Objective. State how many lines in the entries below contain "distance". Write nothing but the number.

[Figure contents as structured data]
>> start
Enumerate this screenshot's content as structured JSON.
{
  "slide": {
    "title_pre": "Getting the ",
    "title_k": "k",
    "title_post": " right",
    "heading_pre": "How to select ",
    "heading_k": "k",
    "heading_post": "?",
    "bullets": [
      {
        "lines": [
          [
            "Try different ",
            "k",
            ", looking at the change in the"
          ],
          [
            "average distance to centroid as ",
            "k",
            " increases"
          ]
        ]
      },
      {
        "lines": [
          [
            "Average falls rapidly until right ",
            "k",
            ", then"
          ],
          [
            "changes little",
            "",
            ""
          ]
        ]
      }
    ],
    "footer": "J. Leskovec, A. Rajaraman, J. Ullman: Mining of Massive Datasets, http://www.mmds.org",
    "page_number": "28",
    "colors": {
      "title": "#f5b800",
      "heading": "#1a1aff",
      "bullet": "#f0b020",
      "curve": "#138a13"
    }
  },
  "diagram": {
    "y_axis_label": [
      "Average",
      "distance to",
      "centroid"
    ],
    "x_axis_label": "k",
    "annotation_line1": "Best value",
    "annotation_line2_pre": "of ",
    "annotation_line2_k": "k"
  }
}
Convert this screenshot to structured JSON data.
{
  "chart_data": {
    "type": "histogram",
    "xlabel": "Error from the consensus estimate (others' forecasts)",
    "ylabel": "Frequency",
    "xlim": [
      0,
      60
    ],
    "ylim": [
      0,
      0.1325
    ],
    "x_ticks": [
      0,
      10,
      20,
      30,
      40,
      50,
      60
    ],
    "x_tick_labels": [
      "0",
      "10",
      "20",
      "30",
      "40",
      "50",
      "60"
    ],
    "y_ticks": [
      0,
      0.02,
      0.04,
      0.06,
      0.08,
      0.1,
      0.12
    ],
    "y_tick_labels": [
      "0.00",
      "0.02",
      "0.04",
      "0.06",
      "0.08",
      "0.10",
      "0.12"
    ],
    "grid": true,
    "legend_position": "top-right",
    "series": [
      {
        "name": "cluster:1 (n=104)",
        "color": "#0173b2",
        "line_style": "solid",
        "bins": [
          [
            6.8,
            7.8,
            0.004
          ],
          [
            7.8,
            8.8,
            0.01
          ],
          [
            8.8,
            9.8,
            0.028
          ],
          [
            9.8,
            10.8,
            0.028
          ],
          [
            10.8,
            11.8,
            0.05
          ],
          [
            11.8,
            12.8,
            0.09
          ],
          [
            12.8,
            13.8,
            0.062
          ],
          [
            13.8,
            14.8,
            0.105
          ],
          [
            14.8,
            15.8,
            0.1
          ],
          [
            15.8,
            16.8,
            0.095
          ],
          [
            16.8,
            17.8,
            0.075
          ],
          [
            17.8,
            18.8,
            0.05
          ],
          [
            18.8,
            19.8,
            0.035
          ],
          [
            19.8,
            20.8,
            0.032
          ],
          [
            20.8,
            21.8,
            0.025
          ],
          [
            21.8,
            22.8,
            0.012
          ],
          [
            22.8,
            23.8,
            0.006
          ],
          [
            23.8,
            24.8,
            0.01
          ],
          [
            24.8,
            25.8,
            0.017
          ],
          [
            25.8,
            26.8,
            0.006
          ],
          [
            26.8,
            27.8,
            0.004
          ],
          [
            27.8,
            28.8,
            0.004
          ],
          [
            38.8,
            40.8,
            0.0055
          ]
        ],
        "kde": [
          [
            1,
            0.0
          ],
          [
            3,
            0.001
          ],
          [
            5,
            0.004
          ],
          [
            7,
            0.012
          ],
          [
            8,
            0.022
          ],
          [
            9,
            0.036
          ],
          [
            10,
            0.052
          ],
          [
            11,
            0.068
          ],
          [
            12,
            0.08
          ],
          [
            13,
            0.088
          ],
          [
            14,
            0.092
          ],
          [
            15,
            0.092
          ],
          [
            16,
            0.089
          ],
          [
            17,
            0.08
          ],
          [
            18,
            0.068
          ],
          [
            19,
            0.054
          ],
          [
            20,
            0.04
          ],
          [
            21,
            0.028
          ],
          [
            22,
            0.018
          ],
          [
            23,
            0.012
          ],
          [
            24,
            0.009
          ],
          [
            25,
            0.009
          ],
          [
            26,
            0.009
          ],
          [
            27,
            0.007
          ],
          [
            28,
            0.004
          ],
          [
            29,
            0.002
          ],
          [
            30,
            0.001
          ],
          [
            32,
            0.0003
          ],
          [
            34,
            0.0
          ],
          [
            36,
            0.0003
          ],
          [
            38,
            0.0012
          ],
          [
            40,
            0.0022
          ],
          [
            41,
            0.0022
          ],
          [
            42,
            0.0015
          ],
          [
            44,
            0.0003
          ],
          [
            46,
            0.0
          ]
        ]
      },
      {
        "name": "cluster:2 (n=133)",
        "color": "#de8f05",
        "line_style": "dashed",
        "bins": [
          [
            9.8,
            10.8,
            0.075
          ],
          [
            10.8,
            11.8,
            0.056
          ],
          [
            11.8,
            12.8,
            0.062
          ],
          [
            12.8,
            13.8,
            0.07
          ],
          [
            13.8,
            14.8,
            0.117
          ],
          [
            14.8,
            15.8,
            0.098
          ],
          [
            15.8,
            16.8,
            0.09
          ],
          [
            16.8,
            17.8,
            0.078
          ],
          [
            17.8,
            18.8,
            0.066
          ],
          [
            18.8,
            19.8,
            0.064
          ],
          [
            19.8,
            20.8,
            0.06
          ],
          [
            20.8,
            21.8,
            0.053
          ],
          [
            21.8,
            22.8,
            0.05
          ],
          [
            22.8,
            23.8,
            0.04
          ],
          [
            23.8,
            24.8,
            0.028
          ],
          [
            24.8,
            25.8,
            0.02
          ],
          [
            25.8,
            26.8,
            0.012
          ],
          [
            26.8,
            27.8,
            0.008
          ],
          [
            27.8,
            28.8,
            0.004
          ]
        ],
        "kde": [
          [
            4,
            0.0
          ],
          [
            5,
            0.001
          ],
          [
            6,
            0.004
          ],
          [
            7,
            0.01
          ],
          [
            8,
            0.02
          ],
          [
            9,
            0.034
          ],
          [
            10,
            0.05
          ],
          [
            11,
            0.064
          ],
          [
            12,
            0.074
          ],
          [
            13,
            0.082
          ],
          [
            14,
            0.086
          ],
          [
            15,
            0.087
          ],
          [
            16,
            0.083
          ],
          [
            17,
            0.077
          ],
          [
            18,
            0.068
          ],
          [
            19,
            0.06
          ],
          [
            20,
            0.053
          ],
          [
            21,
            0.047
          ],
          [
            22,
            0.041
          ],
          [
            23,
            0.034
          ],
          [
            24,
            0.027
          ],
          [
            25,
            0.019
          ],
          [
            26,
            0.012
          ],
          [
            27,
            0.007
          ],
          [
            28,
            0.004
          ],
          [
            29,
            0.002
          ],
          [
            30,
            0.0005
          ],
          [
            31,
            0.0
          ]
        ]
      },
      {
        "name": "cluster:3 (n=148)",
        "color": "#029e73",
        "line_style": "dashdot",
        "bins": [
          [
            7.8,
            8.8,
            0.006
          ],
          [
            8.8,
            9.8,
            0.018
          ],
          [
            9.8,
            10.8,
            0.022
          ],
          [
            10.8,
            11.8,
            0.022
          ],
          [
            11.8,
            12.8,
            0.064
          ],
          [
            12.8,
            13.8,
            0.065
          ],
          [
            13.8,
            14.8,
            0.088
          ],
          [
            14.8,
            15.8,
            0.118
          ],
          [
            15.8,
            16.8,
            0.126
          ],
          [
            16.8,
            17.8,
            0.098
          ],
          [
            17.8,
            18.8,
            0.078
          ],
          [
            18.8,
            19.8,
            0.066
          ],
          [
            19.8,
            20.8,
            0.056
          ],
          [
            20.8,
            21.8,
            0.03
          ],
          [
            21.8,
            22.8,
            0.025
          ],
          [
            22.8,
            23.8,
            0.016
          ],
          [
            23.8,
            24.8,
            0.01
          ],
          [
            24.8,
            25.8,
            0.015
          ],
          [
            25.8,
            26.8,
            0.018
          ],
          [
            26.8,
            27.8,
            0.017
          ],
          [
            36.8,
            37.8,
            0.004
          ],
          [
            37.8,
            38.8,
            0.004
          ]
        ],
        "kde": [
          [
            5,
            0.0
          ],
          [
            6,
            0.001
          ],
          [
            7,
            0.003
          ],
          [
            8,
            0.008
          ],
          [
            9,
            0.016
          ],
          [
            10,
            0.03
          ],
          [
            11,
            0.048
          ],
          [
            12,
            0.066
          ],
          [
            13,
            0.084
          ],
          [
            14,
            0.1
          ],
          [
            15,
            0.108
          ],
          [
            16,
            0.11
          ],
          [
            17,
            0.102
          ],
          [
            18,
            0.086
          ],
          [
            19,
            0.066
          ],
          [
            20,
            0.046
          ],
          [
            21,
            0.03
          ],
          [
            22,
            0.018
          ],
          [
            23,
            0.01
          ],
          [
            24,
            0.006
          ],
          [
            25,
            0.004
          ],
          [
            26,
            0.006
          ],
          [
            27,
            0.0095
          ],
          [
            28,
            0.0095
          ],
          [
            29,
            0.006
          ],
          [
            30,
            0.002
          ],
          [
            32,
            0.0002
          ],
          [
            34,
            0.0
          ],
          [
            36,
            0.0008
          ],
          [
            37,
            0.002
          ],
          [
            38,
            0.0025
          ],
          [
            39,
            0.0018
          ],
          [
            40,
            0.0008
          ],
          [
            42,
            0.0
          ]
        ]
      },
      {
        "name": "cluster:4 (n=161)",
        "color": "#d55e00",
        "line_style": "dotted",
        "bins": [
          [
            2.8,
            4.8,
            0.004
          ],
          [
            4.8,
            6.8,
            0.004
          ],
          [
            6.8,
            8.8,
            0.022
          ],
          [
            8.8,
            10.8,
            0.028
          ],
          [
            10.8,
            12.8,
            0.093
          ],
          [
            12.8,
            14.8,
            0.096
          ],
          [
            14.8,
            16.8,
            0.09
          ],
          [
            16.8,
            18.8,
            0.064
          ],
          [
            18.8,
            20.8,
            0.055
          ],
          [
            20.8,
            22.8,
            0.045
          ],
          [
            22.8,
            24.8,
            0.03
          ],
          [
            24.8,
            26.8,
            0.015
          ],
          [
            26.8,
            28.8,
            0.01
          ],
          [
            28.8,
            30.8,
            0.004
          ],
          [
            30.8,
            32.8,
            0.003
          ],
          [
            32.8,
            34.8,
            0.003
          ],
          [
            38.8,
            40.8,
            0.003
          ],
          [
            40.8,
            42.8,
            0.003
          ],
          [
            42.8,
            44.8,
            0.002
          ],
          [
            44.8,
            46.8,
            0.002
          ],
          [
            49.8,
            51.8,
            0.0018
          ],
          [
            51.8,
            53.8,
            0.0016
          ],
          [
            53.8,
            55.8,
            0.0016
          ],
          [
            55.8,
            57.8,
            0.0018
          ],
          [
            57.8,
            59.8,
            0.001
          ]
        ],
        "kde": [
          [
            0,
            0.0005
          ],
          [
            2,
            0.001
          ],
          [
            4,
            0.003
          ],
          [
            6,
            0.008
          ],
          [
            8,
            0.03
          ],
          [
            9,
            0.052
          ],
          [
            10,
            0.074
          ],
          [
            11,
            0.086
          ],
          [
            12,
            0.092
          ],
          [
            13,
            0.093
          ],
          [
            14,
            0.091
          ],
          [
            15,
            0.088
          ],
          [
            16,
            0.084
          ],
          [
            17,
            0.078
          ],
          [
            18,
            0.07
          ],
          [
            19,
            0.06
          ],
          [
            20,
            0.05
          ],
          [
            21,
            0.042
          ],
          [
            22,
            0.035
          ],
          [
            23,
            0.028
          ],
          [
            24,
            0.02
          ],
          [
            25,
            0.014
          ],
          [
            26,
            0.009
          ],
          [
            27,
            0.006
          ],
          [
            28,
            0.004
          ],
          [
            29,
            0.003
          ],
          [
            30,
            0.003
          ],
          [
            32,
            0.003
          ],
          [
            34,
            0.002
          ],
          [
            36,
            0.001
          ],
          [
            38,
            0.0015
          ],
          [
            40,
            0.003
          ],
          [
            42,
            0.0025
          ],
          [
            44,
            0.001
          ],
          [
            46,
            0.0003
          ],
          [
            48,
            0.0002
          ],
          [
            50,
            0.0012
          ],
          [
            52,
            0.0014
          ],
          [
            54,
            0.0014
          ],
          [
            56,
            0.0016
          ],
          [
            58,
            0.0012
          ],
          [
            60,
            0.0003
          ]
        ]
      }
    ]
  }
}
>> end
Answer to the exercise. 2